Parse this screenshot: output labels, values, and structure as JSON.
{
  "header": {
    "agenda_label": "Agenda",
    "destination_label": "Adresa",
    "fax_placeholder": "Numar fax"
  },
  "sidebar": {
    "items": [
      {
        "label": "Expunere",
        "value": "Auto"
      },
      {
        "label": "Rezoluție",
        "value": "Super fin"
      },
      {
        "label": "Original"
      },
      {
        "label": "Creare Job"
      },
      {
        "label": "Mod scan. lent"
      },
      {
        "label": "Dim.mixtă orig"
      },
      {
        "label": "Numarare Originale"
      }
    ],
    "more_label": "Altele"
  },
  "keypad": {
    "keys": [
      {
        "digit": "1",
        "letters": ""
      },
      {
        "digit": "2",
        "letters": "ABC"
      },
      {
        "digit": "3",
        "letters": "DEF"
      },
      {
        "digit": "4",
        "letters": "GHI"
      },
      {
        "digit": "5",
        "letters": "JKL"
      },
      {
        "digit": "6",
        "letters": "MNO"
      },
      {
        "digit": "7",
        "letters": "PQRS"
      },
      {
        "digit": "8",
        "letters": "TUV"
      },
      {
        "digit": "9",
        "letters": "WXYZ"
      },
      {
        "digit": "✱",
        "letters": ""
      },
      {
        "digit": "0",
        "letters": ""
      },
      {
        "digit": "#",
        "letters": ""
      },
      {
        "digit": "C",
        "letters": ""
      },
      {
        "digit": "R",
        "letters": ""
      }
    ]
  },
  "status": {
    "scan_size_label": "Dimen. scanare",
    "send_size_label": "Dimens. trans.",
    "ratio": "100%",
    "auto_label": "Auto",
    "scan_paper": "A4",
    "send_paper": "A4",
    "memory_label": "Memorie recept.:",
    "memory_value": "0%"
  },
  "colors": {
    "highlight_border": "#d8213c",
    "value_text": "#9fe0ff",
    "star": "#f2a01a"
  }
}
----------
Work to do: Repeat the preceding lines exactly, please, every one of them.

Task response:
Parse this screenshot: output labels, values, and structure as JSON.
{
  "header": {
    "agenda_label": "Agenda",
    "destination_label": "Adresa",
    "fax_placeholder": "Numar fax"
  },
  "sidebar": {
    "items": [
      {
        "label": "Expunere",
        "value": "Auto"
      },
      {
        "label": "Rezoluție",
        "value": "Super fin"
      },
      {
        "label": "Original"
      },
      {
        "label": "Creare Job"
      },
      {
        "label": "Mod scan. lent"
      },
      {
        "label": "Dim.mixtă orig"
      },
      {
        "label": "Numarare Originale"
      }
    ],
    "more_label": "Altele"
  },
  "keypad": {
    "keys": [
      {
        "digit": "1",
        "letters": ""
      },
      {
        "digit": "2",
        "letters": "ABC"
      },
      {
        "digit": "3",
        "letters": "DEF"
      },
      {
        "digit": "4",
        "letters": "GHI"
      },
      {
        "digit": "5",
        "letters": "JKL"
      },
      {
        "digit": "6",
        "letters": "MNO"
      },
      {
        "digit": "7",
        "letters": "PQRS"
      },
      {
        "digit": "8",
        "letters": "TUV"
      },
      {
        "digit": "9",
        "letters": "WXYZ"
      },
      {
        "digit": "✱",
        "letters": ""
      },
      {
        "digit": "0",
        "letters": ""
      },
      {
        "digit": "#",
        "letters": ""
      },
      {
        "digit": "C",
        "letters": ""
      },
      {
        "digit": "R",
        "letters": ""
      }
    ]
  },
  "status": {
    "scan_size_label": "Dimen. scanare",
    "send_size_label": "Dimens. trans.",
    "ratio": "100%",
    "auto_label": "Auto",
    "scan_paper": "A4",
    "send_paper": "A4",
    "memory_label": "Memorie recept.:",
    "memory_value": "0%"
  },
  "colors": {
    "highlight_border": "#d8213c",
    "value_text": "#9fe0ff",
    "star": "#f2a01a"
  }
}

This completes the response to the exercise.